_RECORDS SUPPLIED:_
|---|

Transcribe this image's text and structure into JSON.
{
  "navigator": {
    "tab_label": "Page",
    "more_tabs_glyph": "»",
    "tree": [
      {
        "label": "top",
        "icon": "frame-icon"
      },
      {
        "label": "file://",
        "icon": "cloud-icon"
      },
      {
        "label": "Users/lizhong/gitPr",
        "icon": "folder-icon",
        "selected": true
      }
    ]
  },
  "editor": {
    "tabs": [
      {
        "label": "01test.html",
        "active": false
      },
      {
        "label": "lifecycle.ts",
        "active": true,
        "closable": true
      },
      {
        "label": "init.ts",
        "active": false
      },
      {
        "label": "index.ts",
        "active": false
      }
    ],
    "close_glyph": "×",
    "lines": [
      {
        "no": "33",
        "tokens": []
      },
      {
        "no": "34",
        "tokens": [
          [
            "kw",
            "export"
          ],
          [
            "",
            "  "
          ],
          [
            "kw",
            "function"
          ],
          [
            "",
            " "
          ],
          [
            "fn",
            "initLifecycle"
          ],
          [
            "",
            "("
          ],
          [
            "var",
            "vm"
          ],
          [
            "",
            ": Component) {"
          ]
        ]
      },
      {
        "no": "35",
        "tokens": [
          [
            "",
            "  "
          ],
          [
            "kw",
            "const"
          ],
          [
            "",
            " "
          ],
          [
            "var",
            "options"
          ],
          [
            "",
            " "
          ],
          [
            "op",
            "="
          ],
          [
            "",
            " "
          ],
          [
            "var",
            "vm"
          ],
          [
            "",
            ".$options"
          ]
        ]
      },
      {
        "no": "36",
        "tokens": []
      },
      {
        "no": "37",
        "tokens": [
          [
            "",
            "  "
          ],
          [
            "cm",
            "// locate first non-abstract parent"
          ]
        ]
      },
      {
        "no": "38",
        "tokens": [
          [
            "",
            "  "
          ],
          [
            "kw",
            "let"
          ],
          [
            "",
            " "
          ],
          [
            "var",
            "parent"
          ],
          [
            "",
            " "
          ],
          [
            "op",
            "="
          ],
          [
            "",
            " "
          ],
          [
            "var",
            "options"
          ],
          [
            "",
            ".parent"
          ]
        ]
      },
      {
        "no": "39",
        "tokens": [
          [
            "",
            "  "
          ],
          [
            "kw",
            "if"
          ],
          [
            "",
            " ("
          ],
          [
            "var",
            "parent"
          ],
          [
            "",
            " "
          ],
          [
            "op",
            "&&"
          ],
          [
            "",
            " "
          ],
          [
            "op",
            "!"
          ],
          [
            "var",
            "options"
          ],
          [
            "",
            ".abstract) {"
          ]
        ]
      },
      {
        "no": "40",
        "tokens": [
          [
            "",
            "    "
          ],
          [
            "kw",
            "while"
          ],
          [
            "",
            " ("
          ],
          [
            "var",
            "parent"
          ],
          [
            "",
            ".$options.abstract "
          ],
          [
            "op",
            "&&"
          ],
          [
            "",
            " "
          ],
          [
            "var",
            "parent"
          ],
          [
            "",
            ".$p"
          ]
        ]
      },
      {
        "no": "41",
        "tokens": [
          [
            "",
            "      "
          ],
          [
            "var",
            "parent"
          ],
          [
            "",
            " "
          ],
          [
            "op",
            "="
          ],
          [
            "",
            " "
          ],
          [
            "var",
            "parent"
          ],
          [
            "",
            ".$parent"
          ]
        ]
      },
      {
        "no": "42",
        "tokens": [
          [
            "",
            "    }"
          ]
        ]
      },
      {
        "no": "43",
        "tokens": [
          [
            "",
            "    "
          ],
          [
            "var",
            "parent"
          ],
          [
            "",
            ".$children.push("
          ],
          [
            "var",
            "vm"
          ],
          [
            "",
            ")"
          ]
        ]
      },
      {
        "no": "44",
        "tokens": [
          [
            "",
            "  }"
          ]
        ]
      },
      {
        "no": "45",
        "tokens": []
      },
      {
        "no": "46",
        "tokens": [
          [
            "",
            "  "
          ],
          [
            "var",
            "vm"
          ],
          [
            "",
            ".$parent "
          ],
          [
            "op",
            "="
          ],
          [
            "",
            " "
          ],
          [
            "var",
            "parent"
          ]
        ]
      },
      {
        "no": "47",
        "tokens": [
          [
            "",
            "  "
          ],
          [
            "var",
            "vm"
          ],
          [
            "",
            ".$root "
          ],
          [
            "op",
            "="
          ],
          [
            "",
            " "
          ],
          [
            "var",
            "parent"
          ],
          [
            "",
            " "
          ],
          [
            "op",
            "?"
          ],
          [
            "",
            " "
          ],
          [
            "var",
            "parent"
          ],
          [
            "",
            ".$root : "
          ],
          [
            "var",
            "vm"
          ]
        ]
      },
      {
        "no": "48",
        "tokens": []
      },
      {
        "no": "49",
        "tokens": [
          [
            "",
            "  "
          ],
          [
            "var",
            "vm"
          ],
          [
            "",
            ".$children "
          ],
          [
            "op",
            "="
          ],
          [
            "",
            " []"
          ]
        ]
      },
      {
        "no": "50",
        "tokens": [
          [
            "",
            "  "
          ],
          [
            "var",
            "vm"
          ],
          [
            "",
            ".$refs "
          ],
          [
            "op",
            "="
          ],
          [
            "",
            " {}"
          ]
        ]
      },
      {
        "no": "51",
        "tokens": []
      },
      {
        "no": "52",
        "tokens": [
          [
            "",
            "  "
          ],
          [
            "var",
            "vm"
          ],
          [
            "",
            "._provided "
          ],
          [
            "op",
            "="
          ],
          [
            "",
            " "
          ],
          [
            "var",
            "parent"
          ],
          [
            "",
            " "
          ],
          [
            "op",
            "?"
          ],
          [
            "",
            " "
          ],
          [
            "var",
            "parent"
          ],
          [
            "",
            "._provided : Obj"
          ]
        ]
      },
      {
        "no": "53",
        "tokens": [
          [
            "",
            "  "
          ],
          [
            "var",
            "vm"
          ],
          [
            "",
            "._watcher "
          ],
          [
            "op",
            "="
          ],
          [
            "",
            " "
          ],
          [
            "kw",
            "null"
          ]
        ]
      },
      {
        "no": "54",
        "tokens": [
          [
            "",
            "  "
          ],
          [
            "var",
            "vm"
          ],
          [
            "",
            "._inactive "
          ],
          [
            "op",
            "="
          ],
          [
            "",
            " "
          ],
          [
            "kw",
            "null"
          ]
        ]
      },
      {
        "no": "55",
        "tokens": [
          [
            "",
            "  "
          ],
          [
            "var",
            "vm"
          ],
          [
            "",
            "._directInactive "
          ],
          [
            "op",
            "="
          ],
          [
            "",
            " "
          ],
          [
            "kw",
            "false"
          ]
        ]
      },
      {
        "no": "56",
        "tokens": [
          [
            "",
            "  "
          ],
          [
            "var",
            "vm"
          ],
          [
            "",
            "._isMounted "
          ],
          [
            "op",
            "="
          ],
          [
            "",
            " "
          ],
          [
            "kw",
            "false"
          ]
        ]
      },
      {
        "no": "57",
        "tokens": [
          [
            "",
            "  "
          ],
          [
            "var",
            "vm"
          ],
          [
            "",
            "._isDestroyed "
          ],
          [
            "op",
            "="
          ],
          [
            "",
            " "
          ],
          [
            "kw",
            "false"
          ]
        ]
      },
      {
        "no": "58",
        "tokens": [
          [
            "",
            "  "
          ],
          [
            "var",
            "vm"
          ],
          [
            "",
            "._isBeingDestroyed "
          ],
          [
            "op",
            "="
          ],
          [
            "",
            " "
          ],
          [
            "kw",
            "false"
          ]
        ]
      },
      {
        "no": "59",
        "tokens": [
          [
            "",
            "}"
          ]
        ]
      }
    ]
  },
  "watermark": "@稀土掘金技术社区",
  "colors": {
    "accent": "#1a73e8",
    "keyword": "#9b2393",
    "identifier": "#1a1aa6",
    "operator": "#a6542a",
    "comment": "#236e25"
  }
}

|---|

Quote all the records exactly, please, leaving none out.

_EXERCISE RESULT:_
Transcribe this image's text and structure into JSON.
{
  "navigator": {
    "tab_label": "Page",
    "more_tabs_glyph": "»",
    "tree": [
      {
        "label": "top",
        "icon": "frame-icon"
      },
      {
        "label": "file://",
        "icon": "cloud-icon"
      },
      {
        "label": "Users/lizhong/gitPr",
        "icon": "folder-icon",
        "selected": true
      }
    ]
  },
  "editor": {
    "tabs": [
      {
        "label": "01test.html",
        "active": false
      },
      {
        "label": "lifecycle.ts",
        "active": true,
        "closable": true
      },
      {
        "label": "init.ts",
        "active": false
      },
      {
        "label": "index.ts",
        "active": false
      }
    ],
    "close_glyph": "×",
    "lines": [
      {
        "no": "33",
        "tokens": []
      },
      {
        "no": "34",
        "tokens": [
          [
            "kw",
            "export"
          ],
          [
            "",
            "  "
          ],
          [
            "kw",
            "function"
          ],
          [
            "",
            " "
          ],
          [
            "fn",
            "initLifecycle"
          ],
          [
            "",
            "("
          ],
          [
            "var",
            "vm"
          ],
          [
            "",
            ": Component) {"
          ]
        ]
      },
      {
        "no": "35",
        "tokens": [
          [
            "",
            "  "
          ],
          [
            "kw",
            "const"
          ],
          [
            "",
            " "
          ],
          [
            "var",
            "options"
          ],
          [
            "",
            " "
          ],
          [
            "op",
            "="
          ],
          [
            "",
            " "
          ],
          [
            "var",
            "vm"
          ],
          [
            "",
            ".$options"
          ]
        ]
      },
      {
        "no": "36",
        "tokens": []
      },
      {
        "no": "37",
        "tokens": [
          [
            "",
            "  "
          ],
          [
            "cm",
            "// locate first non-abstract parent"
          ]
        ]
      },
      {
        "no": "38",
        "tokens": [
          [
            "",
            "  "
          ],
          [
            "kw",
            "let"
          ],
          [
            "",
            " "
          ],
          [
            "var",
            "parent"
          ],
          [
            "",
            " "
          ],
          [
            "op",
            "="
          ],
          [
            "",
            " "
          ],
          [
            "var",
            "options"
          ],
          [
            "",
            ".parent"
          ]
        ]
      },
      {
        "no": "39",
        "tokens": [
          [
            "",
            "  "
          ],
          [
            "kw",
            "if"
          ],
          [
            "",
            " ("
          ],
          [
            "var",
            "parent"
          ],
          [
            "",
            " "
          ],
          [
            "op",
            "&&"
          ],
          [
            "",
            " "
          ],
          [
            "op",
            "!"
          ],
          [
            "var",
            "options"
          ],
          [
            "",
            ".abstract) {"
          ]
        ]
      },
      {
        "no": "40",
        "tokens": [
          [
            "",
            "    "
          ],
          [
            "kw",
            "while"
          ],
          [
            "",
            " ("
          ],
          [
            "var",
            "parent"
          ],
          [
            "",
            ".$options.abstract "
          ],
          [
            "op",
            "&&"
          ],
          [
            "",
            " "
          ],
          [
            "var",
            "parent"
          ],
          [
            "",
            ".$p"
          ]
        ]
      },
      {
        "no": "41",
        "tokens": [
          [
            "",
            "      "
          ],
          [
            "var",
            "parent"
          ],
          [
            "",
            " "
          ],
          [
            "op",
            "="
          ],
          [
            "",
            " "
          ],
          [
            "var",
            "parent"
          ],
          [
            "",
            ".$parent"
          ]
        ]
      },
      {
        "no": "42",
        "tokens": [
          [
            "",
            "    }"
          ]
        ]
      },
      {
        "no": "43",
        "tokens": [
          [
            "",
            "    "
          ],
          [
            "var",
            "parent"
          ],
          [
            "",
            ".$children.push("
          ],
          [
            "var",
            "vm"
          ],
          [
            "",
            ")"
          ]
        ]
      },
      {
        "no": "44",
        "tokens": [
          [
            "",
            "  }"
          ]
        ]
      },
      {
        "no": "45",
        "tokens": []
      },
      {
        "no": "46",
        "tokens": [
          [
            "",
            "  "
          ],
          [
            "var",
            "vm"
          ],
          [
            "",
            ".$parent "
          ],
          [
            "op",
            "="
          ],
          [
            "",
            " "
          ],
          [
            "var",
            "parent"
          ]
        ]
      },
      {
        "no": "47",
        "tokens": [
          [
            "",
            "  "
          ],
          [
            "var",
            "vm"
          ],
          [
            "",
            ".$root "
          ],
          [
            "op",
            "="
          ],
          [
            "",
            " "
          ],
          [
            "var",
            "parent"
          ],
          [
            "",
            " "
          ],
          [
            "op",
            "?"
          ],
          [
            "",
            " "
          ],
          [
            "var",
            "parent"
          ],
          [
            "",
            ".$root : "
          ],
          [
            "var",
            "vm"
          ]
        ]
      },
      {
        "no": "48",
        "tokens": []
      },
      {
        "no": "49",
        "tokens": [
          [
            "",
            "  "
          ],
          [
            "var",
            "vm"
          ],
          [
            "",
            ".$children "
          ],
          [
            "op",
            "="
          ],
          [
            "",
            " []"
          ]
        ]
      },
      {
        "no": "50",
        "tokens": [
          [
            "",
            "  "
          ],
          [
            "var",
            "vm"
          ],
          [
            "",
            ".$refs "
          ],
          [
            "op",
            "="
          ],
          [
            "",
            " {}"
          ]
        ]
      },
      {
        "no": "51",
        "tokens": []
      },
      {
        "no": "52",
        "tokens": [
          [
            "",
            "  "
          ],
          [
            "var",
            "vm"
          ],
          [
            "",
            "._provided "
          ],
          [
            "op",
            "="
          ],
          [
            "",
            " "
          ],
          [
            "var",
            "parent"
          ],
          [
            "",
            " "
          ],
          [
            "op",
            "?"
          ],
          [
            "",
            " "
          ],
          [
            "var",
            "parent"
          ],
          [
            "",
            "._provided : Obj"
          ]
        ]
      },
      {
        "no": "53",
        "tokens": [
          [
            "",
            "  "
          ],
          [
            "var",
            "vm"
          ],
          [
            "",
            "._watcher "
          ],
          [
            "op",
            "="
          ],
          [
            "",
            " "
          ],
          [
            "kw",
            "null"
          ]
        ]
      },
      {
        "no": "54",
        "tokens": [
          [
            "",
            "  "
          ],
          [
            "var",
            "vm"
          ],
          [
            "",
            "._inactive "
          ],
          [
            "op",
            "="
          ],
          [
            "",
            " "
          ],
          [
            "kw",
            "null"
          ]
        ]
      },
      {
        "no": "55",
        "tokens": [
          [
            "",
            "  "
          ],
          [
            "var",
            "vm"
          ],
          [
            "",
            "._directInactive "
          ],
          [
            "op",
            "="
          ],
          [
            "",
            " "
          ],
          [
            "kw",
            "false"
          ]
        ]
      },
      {
        "no": "56",
        "tokens": [
          [
            "",
            "  "
          ],
          [
            "var",
            "vm"
          ],
          [
            "",
            "._isMounted "
          ],
          [
            "op",
            "="
          ],
          [
            "",
            " "
          ],
          [
            "kw",
            "false"
          ]
        ]
      },
      {
        "no": "57",
        "tokens": [
          [
            "",
            "  "
          ],
          [
            "var",
            "vm"
          ],
          [
            "",
            "._isDestroyed "
          ],
          [
            "op",
            "="
          ],
          [
            "",
            " "
          ],
          [
            "kw",
            "false"
          ]
        ]
      },
      {
        "no": "58",
        "tokens": [
          [
            "",
            "  "
          ],
          [
            "var",
            "vm"
          ],
          [
            "",
            "._isBeingDestroyed "
          ],
          [
            "op",
            "="
          ],
          [
            "",
            " "
          ],
          [
            "kw",
            "false"
          ]
        ]
      },
      {
        "no": "59",
        "tokens": [
          [
            "",
            "}"
          ]
        ]
      }
    ]
  },
  "watermark": "@稀土掘金技术社区",
  "colors": {
    "accent": "#1a73e8",
    "keyword": "#9b2393",
    "identifier": "#1a1aa6",
    "operator": "#a6542a",
    "comment": "#236e25"
  }
}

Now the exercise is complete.